───── Data to process
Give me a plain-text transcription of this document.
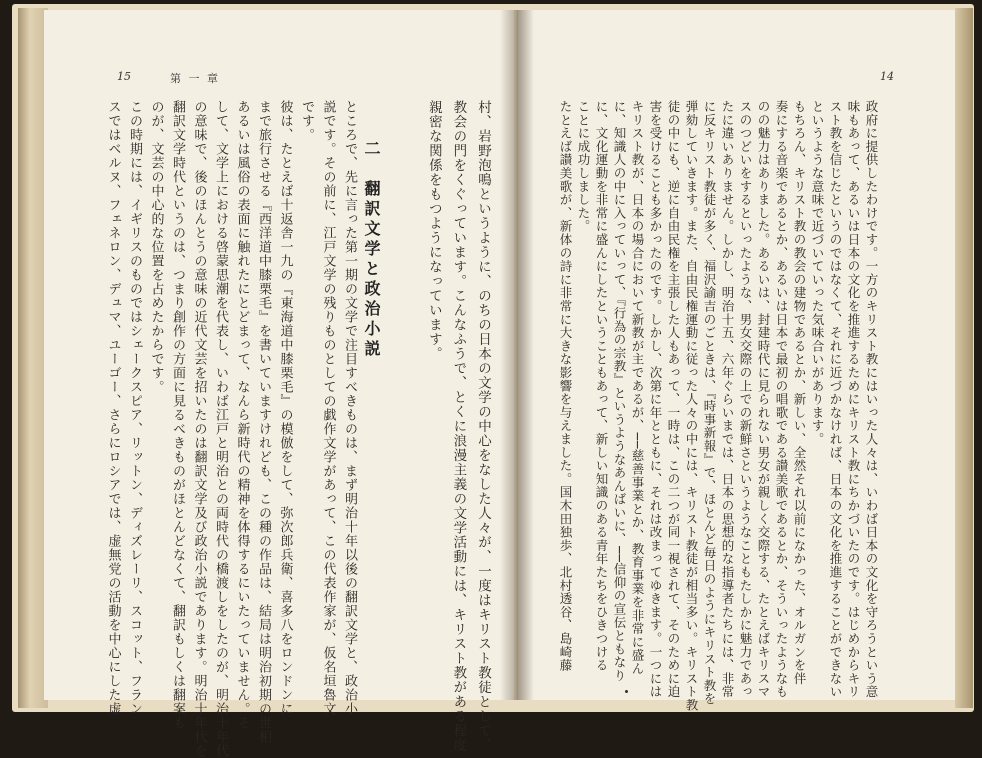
15	第 一 章
村、岩野泡鳴というように、のちの日本の文学の中心をなした人々が、一度はキリスト教徒として、
教会の門をくぐっています。こんなふうで、とくに浪漫主義の文学活動には、キリスト教がある程度
親密な関係をもつようになっています。
二　翻訳文学と政治小説
ところで、先に言った第一期の文学で注目すべきものは、まず明治十年以後の翻訳文学と、政治小
説です。その前に、江戸文学の残りものとしての戯作文学があって、この代表作家が、仮名垣魯文
です。
彼は、たとえば十返舎一九の『東海道中膝栗毛』の模倣をして、弥次郎兵衛、喜多八をロンドンに
まで旅行させる『西洋道中膝栗毛』を書いていますけれども、この種の作品は、結局は明治初期の世相
あるいは風俗の表面に触れたにとどまって、なんら新時代の精神を体得するにいたっていません。そ
して、文学上における啓蒙思潮を代表し、いわば江戸と明治との両時代の橋渡しをしたのが、明治十年代
の意味で、後のほんとうの意味の近代文芸を招いたのは翻訳文学及び政治小説であります。明治十年代を
翻訳文学時代というのは、つまり創作の方面に見るべきものがほとんどなくて、翻訳もしくは翻案も
のが、文芸の中心的な位置を占めたからです。
この時期には、イギリスのものではシェークスピア、リットン、ディズレーリ、スコット、フラン
スではベルヌ、フェネロン、デュマ、ユーゴー、さらにロシアでは、虚無党の活動を中心にした虚
14
政府に提供したわけです。一方のキリスト教にはいった人々は、いわば日本の文化を守ろうという意
味もあって、あるいは日本の文化を推進するためにキリスト教にちかづいたのです。はじめからキリ
スト教を信じたというのではなくて、それに近づかなければ、日本の文化を推進することができない
というような意味で近づいていった気味合いがあります。
もちろん、キリスト教の教会の建物であるとか、新しい、全然それ以前になかった、オルガンを伴
奏にする音楽であるとか、あるいは日本で最初の唱歌である讃美歌であるとか、そういったようなも
のの魅力はありました。あるいは、封建時代に見られない男女が親しく交際する、たとえばキリスマ
スのつどいをするといったような、男女交際の上での新鮮さというようなこともたしかに魅力であっ
たに違いありません。しかし、明治十五、六年ぐらいまでは、日本の思想的な指導者たちには、非常
に反キリスト教徒が多く、福沢諭吉のごときは、『時事新報』で、ほとんど毎日のようにキリスト教を
弾劾していきます。また、自由民権運動に従った人々の中には、キリスト教徒が相当多い。キリスト教
徒の中にも、逆に自由民権を主張した人もあって、一時は、この二つが同一視されて、そのために迫
害を受けることも多かったのです。しかし、次第に年とともに、それは改まってゆきます。一つには
キリスト教が、日本の場合において新教が主であるが、──慈善事業とか、教育事業を非常に盛ん
に、知識人の中に入っていって、『行為の宗教』というようなあんばいに、──信仰の宣伝ともなり
に、文化運動を非常に盛んにしたということもあって、新しい知識のある青年たちをひきつける
ことに成功しました。
たとえば讃美歌が、新体の詩に非常に大きな影響を与えました。国木田独歩、北村透谷、島崎藤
──────────
To do> Pictures are excluded; copy all other data exactly as shown.

Result of the task>
Give me a plain-text transcription of this document.
15	第 一 章
村、岩野泡鳴というように、のちの日本の文学の中心をなした人々が、一度はキリスト教徒として、
教会の門をくぐっています。こんなふうで、とくに浪漫主義の文学活動には、キリスト教がある程度
親密な関係をもつようになっています。
二　翻訳文学と政治小説
ところで、先に言った第一期の文学で注目すべきものは、まず明治十年以後の翻訳文学と、政治小
説です。その前に、江戸文学の残りものとしての戯作文学があって、この代表作家が、仮名垣魯文
です。
彼は、たとえば十返舎一九の『東海道中膝栗毛』の模倣をして、弥次郎兵衛、喜多八をロンドンに
まで旅行させる『西洋道中膝栗毛』を書いていますけれども、この種の作品は、結局は明治初期の世相
あるいは風俗の表面に触れたにとどまって、なんら新時代の精神を体得するにいたっていません。そ
して、文学上における啓蒙思潮を代表し、いわば江戸と明治との両時代の橋渡しをしたのが、明治十年代
の意味で、後のほんとうの意味の近代文芸を招いたのは翻訳文学及び政治小説であります。明治十年代を
翻訳文学時代というのは、つまり創作の方面に見るべきものがほとんどなくて、翻訳もしくは翻案も
のが、文芸の中心的な位置を占めたからです。
この時期には、イギリスのものではシェークスピア、リットン、ディズレーリ、スコット、フラン
スではベルヌ、フェネロン、デュマ、ユーゴー、さらにロシアでは、虚無党の活動を中心にした虚
14
政府に提供したわけです。一方のキリスト教にはいった人々は、いわば日本の文化を守ろうという意
味もあって、あるいは日本の文化を推進するためにキリスト教にちかづいたのです。はじめからキリ
スト教を信じたというのではなくて、それに近づかなければ、日本の文化を推進することができない
というような意味で近づいていった気味合いがあります。
もちろん、キリスト教の教会の建物であるとか、新しい、全然それ以前になかった、オルガンを伴
奏にする音楽であるとか、あるいは日本で最初の唱歌である讃美歌であるとか、そういったようなも
のの魅力はありました。あるいは、封建時代に見られない男女が親しく交際する、たとえばキリスマ
スのつどいをするといったような、男女交際の上での新鮮さというようなこともたしかに魅力であっ
たに違いありません。しかし、明治十五、六年ぐらいまでは、日本の思想的な指導者たちには、非常
に反キリスト教徒が多く、福沢諭吉のごときは、『時事新報』で、ほとんど毎日のようにキリスト教を
弾劾していきます。また、自由民権運動に従った人々の中には、キリスト教徒が相当多い。キリスト教
徒の中にも、逆に自由民権を主張した人もあって、一時は、この二つが同一視されて、そのために迫
害を受けることも多かったのです。しかし、次第に年とともに、それは改まってゆきます。一つには
キリスト教が、日本の場合において新教が主であるが、──慈善事業とか、教育事業を非常に盛ん
に、知識人の中に入っていって、『行為の宗教』というようなあんばいに、──信仰の宣伝ともなり
に、文化運動を非常に盛んにしたということもあって、新しい知識のある青年たちをひきつける
ことに成功しました。
たとえば讃美歌が、新体の詩に非常に大きな影響を与えました。国木田独歩、北村透谷、島崎藤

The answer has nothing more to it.